▼

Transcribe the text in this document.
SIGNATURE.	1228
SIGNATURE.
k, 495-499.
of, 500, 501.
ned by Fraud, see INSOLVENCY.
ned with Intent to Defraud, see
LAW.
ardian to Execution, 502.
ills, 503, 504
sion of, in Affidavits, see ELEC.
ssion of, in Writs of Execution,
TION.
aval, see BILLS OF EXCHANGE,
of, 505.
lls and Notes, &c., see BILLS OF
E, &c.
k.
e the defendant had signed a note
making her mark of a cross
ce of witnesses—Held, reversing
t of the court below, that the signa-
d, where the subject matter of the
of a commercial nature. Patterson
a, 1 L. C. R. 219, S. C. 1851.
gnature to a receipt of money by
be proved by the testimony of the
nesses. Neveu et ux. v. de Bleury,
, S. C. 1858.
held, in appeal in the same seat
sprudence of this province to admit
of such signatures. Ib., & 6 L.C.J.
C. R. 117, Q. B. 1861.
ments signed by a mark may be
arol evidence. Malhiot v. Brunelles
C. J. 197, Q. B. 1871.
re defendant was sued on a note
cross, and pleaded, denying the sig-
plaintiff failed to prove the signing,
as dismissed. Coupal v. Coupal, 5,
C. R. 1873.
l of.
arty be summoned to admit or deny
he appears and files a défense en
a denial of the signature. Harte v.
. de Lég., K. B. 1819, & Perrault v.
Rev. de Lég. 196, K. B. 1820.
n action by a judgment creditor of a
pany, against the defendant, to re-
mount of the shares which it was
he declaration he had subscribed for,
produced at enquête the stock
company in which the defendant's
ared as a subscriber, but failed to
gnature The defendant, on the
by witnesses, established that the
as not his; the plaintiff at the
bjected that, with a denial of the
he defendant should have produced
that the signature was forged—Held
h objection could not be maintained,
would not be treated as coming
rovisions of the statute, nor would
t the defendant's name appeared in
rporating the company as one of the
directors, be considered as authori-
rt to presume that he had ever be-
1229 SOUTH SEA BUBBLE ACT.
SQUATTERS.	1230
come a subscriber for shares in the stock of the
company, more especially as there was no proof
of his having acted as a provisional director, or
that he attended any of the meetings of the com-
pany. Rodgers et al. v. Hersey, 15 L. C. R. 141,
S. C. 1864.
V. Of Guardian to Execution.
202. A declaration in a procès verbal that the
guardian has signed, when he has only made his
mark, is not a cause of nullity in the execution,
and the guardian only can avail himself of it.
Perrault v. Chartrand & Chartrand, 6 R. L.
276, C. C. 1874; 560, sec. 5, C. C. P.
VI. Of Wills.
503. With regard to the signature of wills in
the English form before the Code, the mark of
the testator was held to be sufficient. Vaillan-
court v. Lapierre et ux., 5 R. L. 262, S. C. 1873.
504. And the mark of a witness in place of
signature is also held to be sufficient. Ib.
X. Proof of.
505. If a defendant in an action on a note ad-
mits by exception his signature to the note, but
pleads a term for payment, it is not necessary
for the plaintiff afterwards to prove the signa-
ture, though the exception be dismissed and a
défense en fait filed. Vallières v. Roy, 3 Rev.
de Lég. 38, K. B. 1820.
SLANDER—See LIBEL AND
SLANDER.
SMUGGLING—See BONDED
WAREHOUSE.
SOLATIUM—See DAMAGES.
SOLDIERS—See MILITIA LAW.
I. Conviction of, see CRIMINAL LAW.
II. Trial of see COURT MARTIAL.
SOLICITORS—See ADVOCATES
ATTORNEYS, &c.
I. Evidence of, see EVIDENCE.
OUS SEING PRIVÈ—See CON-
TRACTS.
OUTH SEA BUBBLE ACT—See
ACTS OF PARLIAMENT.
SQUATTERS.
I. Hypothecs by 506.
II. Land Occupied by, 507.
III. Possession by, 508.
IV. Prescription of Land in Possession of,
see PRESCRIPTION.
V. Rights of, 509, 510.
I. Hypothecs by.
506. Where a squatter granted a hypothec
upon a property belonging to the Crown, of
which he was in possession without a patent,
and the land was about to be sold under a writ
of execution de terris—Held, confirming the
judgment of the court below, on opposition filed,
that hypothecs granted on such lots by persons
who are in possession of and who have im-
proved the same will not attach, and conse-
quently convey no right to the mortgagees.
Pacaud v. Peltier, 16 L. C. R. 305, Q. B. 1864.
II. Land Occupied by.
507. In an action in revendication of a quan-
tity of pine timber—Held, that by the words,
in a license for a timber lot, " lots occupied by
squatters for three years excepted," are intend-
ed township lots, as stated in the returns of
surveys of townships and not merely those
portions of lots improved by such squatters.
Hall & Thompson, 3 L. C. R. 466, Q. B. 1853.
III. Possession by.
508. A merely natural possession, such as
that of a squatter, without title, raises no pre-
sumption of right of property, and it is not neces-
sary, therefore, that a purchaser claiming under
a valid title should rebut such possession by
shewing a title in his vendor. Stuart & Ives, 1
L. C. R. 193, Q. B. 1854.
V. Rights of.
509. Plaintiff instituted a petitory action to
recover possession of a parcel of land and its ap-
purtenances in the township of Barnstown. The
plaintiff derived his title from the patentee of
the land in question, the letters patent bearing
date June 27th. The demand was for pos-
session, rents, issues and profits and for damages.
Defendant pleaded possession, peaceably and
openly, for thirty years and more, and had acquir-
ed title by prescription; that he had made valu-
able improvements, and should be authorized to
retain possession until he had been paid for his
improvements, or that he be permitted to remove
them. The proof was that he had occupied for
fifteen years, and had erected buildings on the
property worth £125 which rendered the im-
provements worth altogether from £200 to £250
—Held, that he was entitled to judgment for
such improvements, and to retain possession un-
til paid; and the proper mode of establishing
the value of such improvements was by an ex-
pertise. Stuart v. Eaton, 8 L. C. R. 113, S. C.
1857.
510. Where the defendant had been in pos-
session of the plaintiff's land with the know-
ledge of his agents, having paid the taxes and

▲

* _YOUR INSTRUCTIONS_: Exact copies of all the records are required.

* _RESULT OF THIS TASK_:
Transcribe the text in this document.
SIGNATURE.	1228
SIGNATURE.
k, 495-499.
of, 500, 501.
ned by Fraud, see INSOLVENCY.
ned with Intent to Defraud, see
LAW.
ardian to Execution, 502.
ills, 503, 504
sion of, in Affidavits, see ELEC.
ssion of, in Writs of Execution,
TION.
aval, see BILLS OF EXCHANGE,
of, 505.
lls and Notes, &c., see BILLS OF
E, &c.
k.
e the defendant had signed a note
making her mark of a cross
ce of witnesses—Held, reversing
t of the court below, that the signa-
d, where the subject matter of the
of a commercial nature. Patterson
a, 1 L. C. R. 219, S. C. 1851.
gnature to a receipt of money by
be proved by the testimony of the
nesses. Neveu et ux. v. de Bleury,
, S. C. 1858.
held, in appeal in the same seat
sprudence of this province to admit
of such signatures. Ib., & 6 L.C.J.
C. R. 117, Q. B. 1861.
ments signed by a mark may be
arol evidence. Malhiot v. Brunelles
C. J. 197, Q. B. 1871.
re defendant was sued on a note
cross, and pleaded, denying the sig-
plaintiff failed to prove the signing,
as dismissed. Coupal v. Coupal, 5,
C. R. 1873.
l of.
arty be summoned to admit or deny
he appears and files a défense en
a denial of the signature. Harte v.
. de Lég., K. B. 1819, & Perrault v.
Rev. de Lég. 196, K. B. 1820.
n action by a judgment creditor of a
pany, against the defendant, to re-
mount of the shares which it was
he declaration he had subscribed for,
produced at enquête the stock
company in which the defendant's
ared as a subscriber, but failed to
gnature The defendant, on the
by witnesses, established that the
as not his; the plaintiff at the
bjected that, with a denial of the
he defendant should have produced
that the signature was forged—Held
h objection could not be maintained,
would not be treated as coming
rovisions of the statute, nor would
t the defendant's name appeared in
rporating the company as one of the
directors, be considered as authori-
rt to presume that he had ever be-
1229 SOUTH SEA BUBBLE ACT.
SQUATTERS.	1230
come a subscriber for shares in the stock of the
company, more especially as there was no proof
of his having acted as a provisional director, or
that he attended any of the meetings of the com-
pany. Rodgers et al. v. Hersey, 15 L. C. R. 141,
S. C. 1864.
V. Of Guardian to Execution.
202. A declaration in a procès verbal that the
guardian has signed, when he has only made his
mark, is not a cause of nullity in the execution,
and the guardian only can avail himself of it.
Perrault v. Chartrand & Chartrand, 6 R. L.
276, C. C. 1874; 560, sec. 5, C. C. P.
VI. Of Wills.
503. With regard to the signature of wills in
the English form before the Code, the mark of
the testator was held to be sufficient. Vaillan-
court v. Lapierre et ux., 5 R. L. 262, S. C. 1873.
504. And the mark of a witness in place of
signature is also held to be sufficient. Ib.
X. Proof of.
505. If a defendant in an action on a note ad-
mits by exception his signature to the note, but
pleads a term for payment, it is not necessary
for the plaintiff afterwards to prove the signa-
ture, though the exception be dismissed and a
défense en fait filed. Vallières v. Roy, 3 Rev.
de Lég. 38, K. B. 1820.
SLANDER—See LIBEL AND
SLANDER.
SMUGGLING—See BONDED
WAREHOUSE.
SOLATIUM—See DAMAGES.
SOLDIERS—See MILITIA LAW.
I. Conviction of, see CRIMINAL LAW.
II. Trial of see COURT MARTIAL.
SOLICITORS—See ADVOCATES
ATTORNEYS, &c.
I. Evidence of, see EVIDENCE.
OUS SEING PRIVÈ—See CON-
TRACTS.
OUTH SEA BUBBLE ACT—See
ACTS OF PARLIAMENT.
SQUATTERS.
I. Hypothecs by 506.
II. Land Occupied by, 507.
III. Possession by, 508.
IV. Prescription of Land in Possession of,
see PRESCRIPTION.
V. Rights of, 509, 510.
I. Hypothecs by.
506. Where a squatter granted a hypothec
upon a property belonging to the Crown, of
which he was in possession without a patent,
and the land was about to be sold under a writ
of execution de terris—Held, confirming the
judgment of the court below, on opposition filed,
that hypothecs granted on such lots by persons
who are in possession of and who have im-
proved the same will not attach, and conse-
quently convey no right to the mortgagees.
Pacaud v. Peltier, 16 L. C. R. 305, Q. B. 1864.
II. Land Occupied by.
507. In an action in revendication of a quan-
tity of pine timber—Held, that by the words,
in a license for a timber lot, " lots occupied by
squatters for three years excepted," are intend-
ed township lots, as stated in the returns of
surveys of townships and not merely those
portions of lots improved by such squatters.
Hall & Thompson, 3 L. C. R. 466, Q. B. 1853.
III. Possession by.
508. A merely natural possession, such as
that of a squatter, without title, raises no pre-
sumption of right of property, and it is not neces-
sary, therefore, that a purchaser claiming under
a valid title should rebut such possession by
shewing a title in his vendor. Stuart & Ives, 1
L. C. R. 193, Q. B. 1854.
V. Rights of.
509. Plaintiff instituted a petitory action to
recover possession of a parcel of land and its ap-
purtenances in the township of Barnstown. The
plaintiff derived his title from the patentee of
the land in question, the letters patent bearing
date June 27th. The demand was for pos-
session, rents, issues and profits and for damages.
Defendant pleaded possession, peaceably and
openly, for thirty years and more, and had acquir-
ed title by prescription; that he had made valu-
able improvements, and should be authorized to
retain possession until he had been paid for his
improvements, or that he be permitted to remove
them. The proof was that he had occupied for
fifteen years, and had erected buildings on the
property worth £125 which rendered the im-
provements worth altogether from £200 to £250
—Held, that he was entitled to judgment for
such improvements, and to retain possession un-
til paid; and the proper mode of establishing
the value of such improvements was by an ex-
pertise. Stuart v. Eaton, 8 L. C. R. 113, S. C.
1857.
510. Where the defendant had been in pos-
session of the plaintiff's land with the know-
ledge of his agents, having paid the taxes and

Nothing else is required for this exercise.